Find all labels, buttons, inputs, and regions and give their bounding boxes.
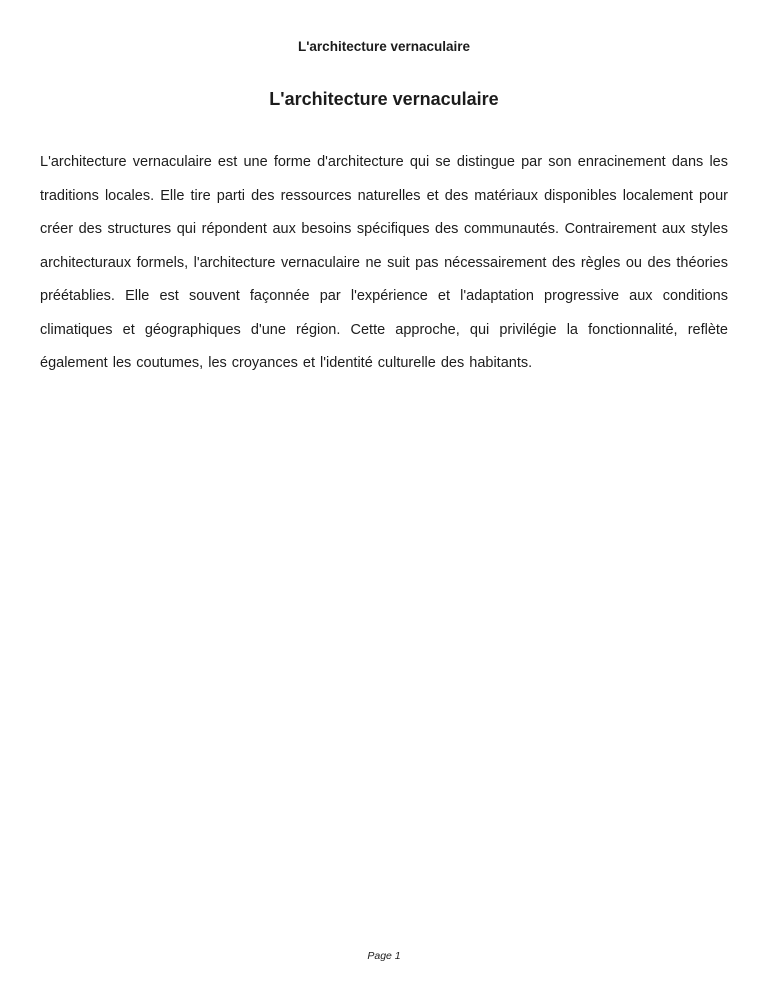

==

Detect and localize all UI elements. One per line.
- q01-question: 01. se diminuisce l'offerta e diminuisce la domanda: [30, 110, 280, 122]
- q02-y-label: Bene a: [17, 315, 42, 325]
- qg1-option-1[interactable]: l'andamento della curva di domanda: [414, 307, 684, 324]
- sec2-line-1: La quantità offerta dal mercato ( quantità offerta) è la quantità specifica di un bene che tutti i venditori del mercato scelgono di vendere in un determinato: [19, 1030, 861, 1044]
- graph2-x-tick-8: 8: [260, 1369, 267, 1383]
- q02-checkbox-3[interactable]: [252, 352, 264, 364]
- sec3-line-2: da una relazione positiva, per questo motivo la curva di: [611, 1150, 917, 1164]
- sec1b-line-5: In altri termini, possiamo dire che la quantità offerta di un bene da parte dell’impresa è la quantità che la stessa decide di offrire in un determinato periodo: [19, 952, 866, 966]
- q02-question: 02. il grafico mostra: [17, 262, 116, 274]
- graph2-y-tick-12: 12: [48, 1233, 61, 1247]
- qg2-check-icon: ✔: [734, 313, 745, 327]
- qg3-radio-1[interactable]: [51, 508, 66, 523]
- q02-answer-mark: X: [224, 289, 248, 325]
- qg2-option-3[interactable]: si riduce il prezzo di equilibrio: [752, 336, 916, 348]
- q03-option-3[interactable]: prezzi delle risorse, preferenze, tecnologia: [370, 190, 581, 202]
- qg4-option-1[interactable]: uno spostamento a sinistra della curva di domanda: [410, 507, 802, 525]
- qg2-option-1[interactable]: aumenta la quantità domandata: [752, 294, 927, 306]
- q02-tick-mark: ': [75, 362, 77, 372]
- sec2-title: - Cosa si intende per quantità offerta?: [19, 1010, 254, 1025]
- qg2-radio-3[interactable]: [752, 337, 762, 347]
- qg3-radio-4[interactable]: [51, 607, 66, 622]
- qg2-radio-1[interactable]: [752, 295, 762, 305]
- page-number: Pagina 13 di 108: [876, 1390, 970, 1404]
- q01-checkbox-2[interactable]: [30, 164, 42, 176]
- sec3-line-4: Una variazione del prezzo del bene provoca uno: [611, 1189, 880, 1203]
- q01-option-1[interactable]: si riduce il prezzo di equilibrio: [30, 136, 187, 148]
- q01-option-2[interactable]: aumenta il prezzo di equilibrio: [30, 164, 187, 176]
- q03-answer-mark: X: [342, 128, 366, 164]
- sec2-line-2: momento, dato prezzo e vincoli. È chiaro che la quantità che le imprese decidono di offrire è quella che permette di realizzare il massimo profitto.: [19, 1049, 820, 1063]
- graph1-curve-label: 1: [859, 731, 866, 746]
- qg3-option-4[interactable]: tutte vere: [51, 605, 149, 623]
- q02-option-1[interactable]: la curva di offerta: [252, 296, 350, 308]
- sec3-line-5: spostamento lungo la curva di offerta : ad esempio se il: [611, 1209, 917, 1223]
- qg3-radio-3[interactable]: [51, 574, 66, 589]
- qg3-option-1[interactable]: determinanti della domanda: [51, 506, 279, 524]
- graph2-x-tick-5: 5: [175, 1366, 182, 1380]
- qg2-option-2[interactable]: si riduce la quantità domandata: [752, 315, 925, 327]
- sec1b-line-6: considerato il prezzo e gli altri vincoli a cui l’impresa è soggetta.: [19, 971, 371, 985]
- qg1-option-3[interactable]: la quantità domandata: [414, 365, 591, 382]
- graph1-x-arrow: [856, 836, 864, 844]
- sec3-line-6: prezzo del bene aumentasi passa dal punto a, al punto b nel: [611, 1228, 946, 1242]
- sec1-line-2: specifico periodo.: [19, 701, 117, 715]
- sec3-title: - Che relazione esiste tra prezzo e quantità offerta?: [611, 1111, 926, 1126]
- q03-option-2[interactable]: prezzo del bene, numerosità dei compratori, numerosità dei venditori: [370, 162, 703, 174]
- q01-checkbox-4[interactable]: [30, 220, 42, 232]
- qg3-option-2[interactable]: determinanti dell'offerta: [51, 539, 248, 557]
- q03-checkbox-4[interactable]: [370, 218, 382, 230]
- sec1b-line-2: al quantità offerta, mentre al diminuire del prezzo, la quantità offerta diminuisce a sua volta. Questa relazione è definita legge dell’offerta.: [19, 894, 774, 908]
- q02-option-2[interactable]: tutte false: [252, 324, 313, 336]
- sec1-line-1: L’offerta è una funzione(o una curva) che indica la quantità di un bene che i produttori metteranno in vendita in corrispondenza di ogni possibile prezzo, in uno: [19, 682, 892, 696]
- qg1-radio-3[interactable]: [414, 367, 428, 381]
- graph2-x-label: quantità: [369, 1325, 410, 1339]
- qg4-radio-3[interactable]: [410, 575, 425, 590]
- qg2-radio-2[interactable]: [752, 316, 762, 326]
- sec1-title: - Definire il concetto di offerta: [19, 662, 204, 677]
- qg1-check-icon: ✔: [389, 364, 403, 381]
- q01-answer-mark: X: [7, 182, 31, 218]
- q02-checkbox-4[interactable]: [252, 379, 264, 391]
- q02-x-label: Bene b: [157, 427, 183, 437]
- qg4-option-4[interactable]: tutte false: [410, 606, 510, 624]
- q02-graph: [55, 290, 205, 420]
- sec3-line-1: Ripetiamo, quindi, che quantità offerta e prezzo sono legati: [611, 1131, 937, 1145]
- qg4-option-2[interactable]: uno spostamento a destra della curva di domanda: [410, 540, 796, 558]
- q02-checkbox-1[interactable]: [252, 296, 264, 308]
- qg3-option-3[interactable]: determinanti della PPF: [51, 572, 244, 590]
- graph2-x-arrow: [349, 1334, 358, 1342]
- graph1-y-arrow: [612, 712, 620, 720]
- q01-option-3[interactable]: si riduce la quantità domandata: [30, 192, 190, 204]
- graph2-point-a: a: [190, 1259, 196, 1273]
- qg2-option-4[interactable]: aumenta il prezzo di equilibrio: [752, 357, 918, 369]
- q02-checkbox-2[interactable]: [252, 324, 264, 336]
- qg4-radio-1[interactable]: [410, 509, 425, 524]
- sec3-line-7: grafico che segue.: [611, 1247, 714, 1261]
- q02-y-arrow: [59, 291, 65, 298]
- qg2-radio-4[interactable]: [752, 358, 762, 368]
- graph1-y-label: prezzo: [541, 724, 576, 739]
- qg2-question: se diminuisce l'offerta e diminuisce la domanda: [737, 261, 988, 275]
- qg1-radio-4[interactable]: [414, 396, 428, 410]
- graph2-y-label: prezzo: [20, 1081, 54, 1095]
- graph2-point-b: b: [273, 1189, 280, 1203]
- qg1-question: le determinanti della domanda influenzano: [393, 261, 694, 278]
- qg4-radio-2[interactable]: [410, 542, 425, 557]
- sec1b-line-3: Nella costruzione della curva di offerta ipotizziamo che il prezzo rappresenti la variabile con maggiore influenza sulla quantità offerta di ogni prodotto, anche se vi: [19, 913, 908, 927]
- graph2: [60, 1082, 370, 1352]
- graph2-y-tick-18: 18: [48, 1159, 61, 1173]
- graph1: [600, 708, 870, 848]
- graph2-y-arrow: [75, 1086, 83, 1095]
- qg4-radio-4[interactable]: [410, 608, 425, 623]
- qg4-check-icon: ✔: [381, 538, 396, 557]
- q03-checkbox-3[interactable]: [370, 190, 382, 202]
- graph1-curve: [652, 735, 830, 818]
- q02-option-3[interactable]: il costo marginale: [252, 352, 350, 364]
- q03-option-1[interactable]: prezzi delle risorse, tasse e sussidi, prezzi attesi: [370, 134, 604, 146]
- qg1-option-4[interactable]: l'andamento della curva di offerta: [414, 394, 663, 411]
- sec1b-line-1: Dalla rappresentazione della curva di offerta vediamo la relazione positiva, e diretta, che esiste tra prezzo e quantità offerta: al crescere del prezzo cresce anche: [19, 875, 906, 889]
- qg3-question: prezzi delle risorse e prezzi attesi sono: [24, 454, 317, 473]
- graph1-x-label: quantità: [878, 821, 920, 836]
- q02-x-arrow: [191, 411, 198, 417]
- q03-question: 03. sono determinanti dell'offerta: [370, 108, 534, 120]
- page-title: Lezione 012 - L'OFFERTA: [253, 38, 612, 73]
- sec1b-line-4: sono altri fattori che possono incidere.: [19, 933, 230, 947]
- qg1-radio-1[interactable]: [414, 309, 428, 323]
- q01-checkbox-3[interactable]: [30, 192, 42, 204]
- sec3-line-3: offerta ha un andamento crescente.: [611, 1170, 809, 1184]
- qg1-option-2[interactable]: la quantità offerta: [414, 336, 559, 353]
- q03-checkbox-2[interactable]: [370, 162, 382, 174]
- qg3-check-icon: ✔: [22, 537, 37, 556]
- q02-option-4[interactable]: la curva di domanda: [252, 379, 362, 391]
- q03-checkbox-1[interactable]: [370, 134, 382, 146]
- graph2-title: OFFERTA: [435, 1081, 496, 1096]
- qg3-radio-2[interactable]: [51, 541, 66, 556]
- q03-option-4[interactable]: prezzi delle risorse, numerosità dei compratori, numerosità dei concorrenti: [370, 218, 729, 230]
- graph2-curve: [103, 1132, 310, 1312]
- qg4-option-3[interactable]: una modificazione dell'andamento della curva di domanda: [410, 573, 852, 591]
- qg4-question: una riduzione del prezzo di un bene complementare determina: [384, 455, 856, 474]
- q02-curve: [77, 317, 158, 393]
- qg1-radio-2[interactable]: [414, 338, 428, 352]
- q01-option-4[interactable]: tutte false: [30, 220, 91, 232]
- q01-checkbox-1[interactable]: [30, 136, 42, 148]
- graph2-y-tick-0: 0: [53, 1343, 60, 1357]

Requirement - Set down word for word everything in the entries from the line containing "Detect and localize" down to the line containing "- qg1-option-1[interactable]: l'andamento", including both of those lines.

Answer to this problem -
Detect and localize all UI elements. One per line.
- q01-question: 01. se diminuisce l'offerta e diminuisce la domanda: [30, 110, 280, 122]
- q02-y-label: Bene a: [17, 315, 42, 325]
- qg1-option-1[interactable]: l'andamento della curva di domanda: [414, 307, 684, 324]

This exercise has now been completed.